* BEGIN *
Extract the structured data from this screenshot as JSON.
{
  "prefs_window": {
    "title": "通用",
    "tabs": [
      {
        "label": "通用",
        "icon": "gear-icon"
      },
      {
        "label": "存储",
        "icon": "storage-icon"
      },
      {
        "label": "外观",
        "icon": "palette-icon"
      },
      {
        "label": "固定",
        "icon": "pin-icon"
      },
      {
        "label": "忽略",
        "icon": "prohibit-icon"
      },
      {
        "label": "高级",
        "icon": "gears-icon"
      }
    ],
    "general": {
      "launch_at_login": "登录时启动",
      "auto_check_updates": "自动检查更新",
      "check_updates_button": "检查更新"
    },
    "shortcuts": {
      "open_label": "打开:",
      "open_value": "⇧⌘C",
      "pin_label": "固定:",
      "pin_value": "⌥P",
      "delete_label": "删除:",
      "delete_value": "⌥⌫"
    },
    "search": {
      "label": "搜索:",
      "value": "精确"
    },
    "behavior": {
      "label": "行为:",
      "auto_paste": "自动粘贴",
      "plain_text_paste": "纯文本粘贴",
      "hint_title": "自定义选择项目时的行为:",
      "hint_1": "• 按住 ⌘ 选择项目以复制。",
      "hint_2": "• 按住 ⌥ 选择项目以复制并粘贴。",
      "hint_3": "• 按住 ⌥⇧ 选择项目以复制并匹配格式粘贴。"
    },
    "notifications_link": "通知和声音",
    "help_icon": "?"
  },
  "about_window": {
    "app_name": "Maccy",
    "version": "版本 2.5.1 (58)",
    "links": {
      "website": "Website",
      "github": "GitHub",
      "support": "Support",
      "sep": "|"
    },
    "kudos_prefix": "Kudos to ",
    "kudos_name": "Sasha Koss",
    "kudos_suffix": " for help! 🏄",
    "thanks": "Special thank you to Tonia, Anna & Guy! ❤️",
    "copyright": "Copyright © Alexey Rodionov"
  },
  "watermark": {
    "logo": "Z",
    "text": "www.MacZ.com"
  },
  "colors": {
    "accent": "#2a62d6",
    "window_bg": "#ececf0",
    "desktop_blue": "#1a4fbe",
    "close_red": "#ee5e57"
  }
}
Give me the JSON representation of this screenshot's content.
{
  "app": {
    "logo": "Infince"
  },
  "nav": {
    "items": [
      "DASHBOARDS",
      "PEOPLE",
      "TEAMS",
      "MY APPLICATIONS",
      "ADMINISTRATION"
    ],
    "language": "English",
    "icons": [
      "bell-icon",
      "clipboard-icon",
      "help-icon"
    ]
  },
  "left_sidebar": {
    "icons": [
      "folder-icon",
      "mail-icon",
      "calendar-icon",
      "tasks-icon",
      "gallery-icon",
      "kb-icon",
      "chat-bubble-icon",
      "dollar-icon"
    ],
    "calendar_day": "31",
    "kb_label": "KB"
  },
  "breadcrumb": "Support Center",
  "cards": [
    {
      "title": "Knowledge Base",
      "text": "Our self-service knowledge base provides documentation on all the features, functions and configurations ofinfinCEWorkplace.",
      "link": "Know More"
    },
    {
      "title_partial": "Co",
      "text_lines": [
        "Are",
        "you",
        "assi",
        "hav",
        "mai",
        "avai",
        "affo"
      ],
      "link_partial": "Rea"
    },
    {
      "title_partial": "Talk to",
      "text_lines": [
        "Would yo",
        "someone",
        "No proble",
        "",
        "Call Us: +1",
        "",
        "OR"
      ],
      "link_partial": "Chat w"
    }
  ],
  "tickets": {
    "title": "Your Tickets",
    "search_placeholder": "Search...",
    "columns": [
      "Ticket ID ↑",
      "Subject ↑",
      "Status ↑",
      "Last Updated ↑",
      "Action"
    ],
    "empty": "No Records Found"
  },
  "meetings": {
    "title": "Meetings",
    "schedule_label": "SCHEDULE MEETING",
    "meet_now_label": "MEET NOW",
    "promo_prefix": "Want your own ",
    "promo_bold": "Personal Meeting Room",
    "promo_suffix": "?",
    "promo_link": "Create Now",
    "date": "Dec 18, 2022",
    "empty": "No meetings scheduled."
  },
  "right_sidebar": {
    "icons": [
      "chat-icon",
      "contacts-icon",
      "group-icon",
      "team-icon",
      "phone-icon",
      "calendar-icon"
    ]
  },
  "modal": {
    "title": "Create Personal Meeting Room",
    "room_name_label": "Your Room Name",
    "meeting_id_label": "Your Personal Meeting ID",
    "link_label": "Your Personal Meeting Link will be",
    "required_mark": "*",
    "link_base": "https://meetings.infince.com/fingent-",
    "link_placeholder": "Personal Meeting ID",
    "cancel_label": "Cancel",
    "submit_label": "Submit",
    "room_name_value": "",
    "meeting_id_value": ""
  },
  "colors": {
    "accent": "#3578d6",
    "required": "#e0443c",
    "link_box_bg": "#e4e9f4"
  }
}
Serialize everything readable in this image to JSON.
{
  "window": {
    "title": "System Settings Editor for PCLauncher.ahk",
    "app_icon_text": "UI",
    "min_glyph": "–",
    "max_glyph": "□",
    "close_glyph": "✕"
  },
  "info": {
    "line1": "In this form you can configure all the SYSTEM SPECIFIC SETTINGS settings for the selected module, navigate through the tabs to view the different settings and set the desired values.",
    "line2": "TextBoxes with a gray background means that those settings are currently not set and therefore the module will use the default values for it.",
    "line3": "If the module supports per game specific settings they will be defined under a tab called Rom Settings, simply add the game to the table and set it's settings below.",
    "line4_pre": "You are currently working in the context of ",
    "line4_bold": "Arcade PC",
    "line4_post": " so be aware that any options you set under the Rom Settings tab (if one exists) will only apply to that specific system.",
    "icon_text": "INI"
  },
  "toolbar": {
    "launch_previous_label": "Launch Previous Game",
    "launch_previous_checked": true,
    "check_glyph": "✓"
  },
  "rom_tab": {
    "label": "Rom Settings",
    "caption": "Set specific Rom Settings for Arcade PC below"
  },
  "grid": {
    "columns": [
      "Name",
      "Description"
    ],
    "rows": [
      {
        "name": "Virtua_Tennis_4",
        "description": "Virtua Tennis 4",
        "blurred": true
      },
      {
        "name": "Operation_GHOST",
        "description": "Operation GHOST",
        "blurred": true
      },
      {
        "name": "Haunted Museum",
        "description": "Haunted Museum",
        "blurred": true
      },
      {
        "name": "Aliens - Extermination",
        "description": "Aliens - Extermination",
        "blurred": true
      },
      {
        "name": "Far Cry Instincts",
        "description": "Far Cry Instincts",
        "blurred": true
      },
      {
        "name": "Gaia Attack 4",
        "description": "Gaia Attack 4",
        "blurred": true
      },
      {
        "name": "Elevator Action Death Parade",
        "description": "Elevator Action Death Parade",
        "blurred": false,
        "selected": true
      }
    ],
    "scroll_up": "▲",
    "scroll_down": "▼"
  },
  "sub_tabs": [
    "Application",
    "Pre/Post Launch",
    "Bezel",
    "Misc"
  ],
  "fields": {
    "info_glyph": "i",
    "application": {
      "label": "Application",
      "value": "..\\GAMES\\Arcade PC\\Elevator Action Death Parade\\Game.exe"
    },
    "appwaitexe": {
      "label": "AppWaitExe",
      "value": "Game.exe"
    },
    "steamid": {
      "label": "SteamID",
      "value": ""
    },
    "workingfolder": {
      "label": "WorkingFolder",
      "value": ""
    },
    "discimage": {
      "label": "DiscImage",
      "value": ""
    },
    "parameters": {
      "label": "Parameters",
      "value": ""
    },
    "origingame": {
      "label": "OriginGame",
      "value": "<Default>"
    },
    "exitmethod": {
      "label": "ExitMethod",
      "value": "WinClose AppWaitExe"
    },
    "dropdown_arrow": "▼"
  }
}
* END *
REQUIREMENT:
Extract the full set of entries word for word.

TASK RESPONSE:
Extract the structured data from this screenshot as JSON.
{
  "prefs_window": {
    "title": "通用",
    "tabs": [
      {
        "label": "通用",
        "icon": "gear-icon"
      },
      {
        "label": "存储",
        "icon": "storage-icon"
      },
      {
        "label": "外观",
        "icon": "palette-icon"
      },
      {
        "label": "固定",
        "icon": "pin-icon"
      },
      {
        "label": "忽略",
        "icon": "prohibit-icon"
      },
      {
        "label": "高级",
        "icon": "gears-icon"
      }
    ],
    "general": {
      "launch_at_login": "登录时启动",
      "auto_check_updates": "自动检查更新",
      "check_updates_button": "检查更新"
    },
    "shortcuts": {
      "open_label": "打开:",
      "open_value": "⇧⌘C",
      "pin_label": "固定:",
      "pin_value": "⌥P",
      "delete_label": "删除:",
      "delete_value": "⌥⌫"
    },
    "search": {
      "label": "搜索:",
      "value": "精确"
    },
    "behavior": {
      "label": "行为:",
      "auto_paste": "自动粘贴",
      "plain_text_paste": "纯文本粘贴",
      "hint_title": "自定义选择项目时的行为:",
      "hint_1": "• 按住 ⌘ 选择项目以复制。",
      "hint_2": "• 按住 ⌥ 选择项目以复制并粘贴。",
      "hint_3": "• 按住 ⌥⇧ 选择项目以复制并匹配格式粘贴。"
    },
    "notifications_link": "通知和声音",
    "help_icon": "?"
  },
  "about_window": {
    "app_name": "Maccy",
    "version": "版本 2.5.1 (58)",
    "links": {
      "website": "Website",
      "github": "GitHub",
      "support": "Support",
      "sep": "|"
    },
    "kudos_prefix": "Kudos to ",
    "kudos_name": "Sasha Koss",
    "kudos_suffix": " for help! 🏄",
    "thanks": "Special thank you to Tonia, Anna & Guy! ❤️",
    "copyright": "Copyright © Alexey Rodionov"
  },
  "watermark": {
    "logo": "Z",
    "text": "www.MacZ.com"
  },
  "colors": {
    "accent": "#2a62d6",
    "window_bg": "#ececf0",
    "desktop_blue": "#1a4fbe",
    "close_red": "#ee5e57"
  }
}
Give me the JSON representation of this screenshot's content.
{
  "app": {
    "logo": "Infince"
  },
  "nav": {
    "items": [
      "DASHBOARDS",
      "PEOPLE",
      "TEAMS",
      "MY APPLICATIONS",
      "ADMINISTRATION"
    ],
    "language": "English",
    "icons": [
      "bell-icon",
      "clipboard-icon",
      "help-icon"
    ]
  },
  "left_sidebar": {
    "icons": [
      "folder-icon",
      "mail-icon",
      "calendar-icon",
      "tasks-icon",
      "gallery-icon",
      "kb-icon",
      "chat-bubble-icon",
      "dollar-icon"
    ],
    "calendar_day": "31",
    "kb_label": "KB"
  },
  "breadcrumb": "Support Center",
  "cards": [
    {
      "title": "Knowledge Base",
      "text": "Our self-service knowledge base provides documentation on all the features, functions and configurations ofinfinCEWorkplace.",
      "link": "Know More"
    },
    {
      "title_partial": "Co",
      "text_lines": [
        "Are",
        "you",
        "assi",
        "hav",
        "mai",
        "avai",
        "affo"
      ],
      "link_partial": "Rea"
    },
    {
      "title_partial": "Talk to",
      "text_lines": [
        "Would yo",
        "someone",
        "No proble",
        "",
        "Call Us: +1",
        "",
        "OR"
      ],
      "link_partial": "Chat w"
    }
  ],
  "tickets": {
    "title": "Your Tickets",
    "search_placeholder": "Search...",
    "columns": [
      "Ticket ID ↑",
      "Subject ↑",
      "Status ↑",
      "Last Updated ↑",
      "Action"
    ],
    "empty": "No Records Found"
  },
  "meetings": {
    "title": "Meetings",
    "schedule_label": "SCHEDULE MEETING",
    "meet_now_label": "MEET NOW",
    "promo_prefix": "Want your own ",
    "promo_bold": "Personal Meeting Room",
    "promo_suffix": "?",
    "promo_link": "Create Now",
    "date": "Dec 18, 2022",
    "empty": "No meetings scheduled."
  },
  "right_sidebar": {
    "icons": [
      "chat-icon",
      "contacts-icon",
      "group-icon",
      "team-icon",
      "phone-icon",
      "calendar-icon"
    ]
  },
  "modal": {
    "title": "Create Personal Meeting Room",
    "room_name_label": "Your Room Name",
    "meeting_id_label": "Your Personal Meeting ID",
    "link_label": "Your Personal Meeting Link will be",
    "required_mark": "*",
    "link_base": "https://meetings.infince.com/fingent-",
    "link_placeholder": "Personal Meeting ID",
    "cancel_label": "Cancel",
    "submit_label": "Submit",
    "room_name_value": "",
    "meeting_id_value": ""
  },
  "colors": {
    "accent": "#3578d6",
    "required": "#e0443c",
    "link_box_bg": "#e4e9f4"
  }
}
Serialize everything readable in this image to JSON.
{
  "window": {
    "title": "System Settings Editor for PCLauncher.ahk",
    "app_icon_text": "UI",
    "min_glyph": "–",
    "max_glyph": "□",
    "close_glyph": "✕"
  },
  "info": {
    "line1": "In this form you can configure all the SYSTEM SPECIFIC SETTINGS settings for the selected module, navigate through the tabs to view the different settings and set the desired values.",
    "line2": "TextBoxes with a gray background means that those settings are currently not set and therefore the module will use the default values for it.",
    "line3": "If the module supports per game specific settings they will be defined under a tab called Rom Settings, simply add the game to the table and set it's settings below.",
    "line4_pre": "You are currently working in the context of ",
    "line4_bold": "Arcade PC",
    "line4_post": " so be aware that any options you set under the Rom Settings tab (if one exists) will only apply to that specific system.",
    "icon_text": "INI"
  },
  "toolbar": {
    "launch_previous_label": "Launch Previous Game",
    "launch_previous_checked": true,
    "check_glyph": "✓"
  },
  "rom_tab": {
    "label": "Rom Settings",
    "caption": "Set specific Rom Settings for Arcade PC below"
  },
  "grid": {
    "columns": [
      "Name",
      "Description"
    ],
    "rows": [
      {
        "name": "Virtua_Tennis_4",
        "description": "Virtua Tennis 4",
        "blurred": true
      },
      {
        "name": "Operation_GHOST",
        "description": "Operation GHOST",
        "blurred": true
      },
      {
        "name": "Haunted Museum",
        "description": "Haunted Museum",
        "blurred": true
      },
      {
        "name": "Aliens - Extermination",
        "description": "Aliens - Extermination",
        "blurred": true
      },
      {
        "name": "Far Cry Instincts",
        "description": "Far Cry Instincts",
        "blurred": true
      },
      {
        "name": "Gaia Attack 4",
        "description": "Gaia Attack 4",
        "blurred": true
      },
      {
        "name": "Elevator Action Death Parade",
        "description": "Elevator Action Death Parade",
        "blurred": false,
        "selected": true
      }
    ],
    "scroll_up": "▲",
    "scroll_down": "▼"
  },
  "sub_tabs": [
    "Application",
    "Pre/Post Launch",
    "Bezel",
    "Misc"
  ],
  "fields": {
    "info_glyph": "i",
    "application": {
      "label": "Application",
      "value": "..\\GAMES\\Arcade PC\\Elevator Action Death Parade\\Game.exe"
    },
    "appwaitexe": {
      "label": "AppWaitExe",
      "value": "Game.exe"
    },
    "steamid": {
      "label": "SteamID",
      "value": ""
    },
    "workingfolder": {
      "label": "WorkingFolder",
      "value": ""
    },
    "discimage": {
      "label": "DiscImage",
      "value": ""
    },
    "parameters": {
      "label": "Parameters",
      "value": ""
    },
    "origingame": {
      "label": "OriginGame",
      "value": "<Default>"
    },
    "exitmethod": {
      "label": "ExitMethod",
      "value": "WinClose AppWaitExe"
    },
    "dropdown_arrow": "▼"
  }
}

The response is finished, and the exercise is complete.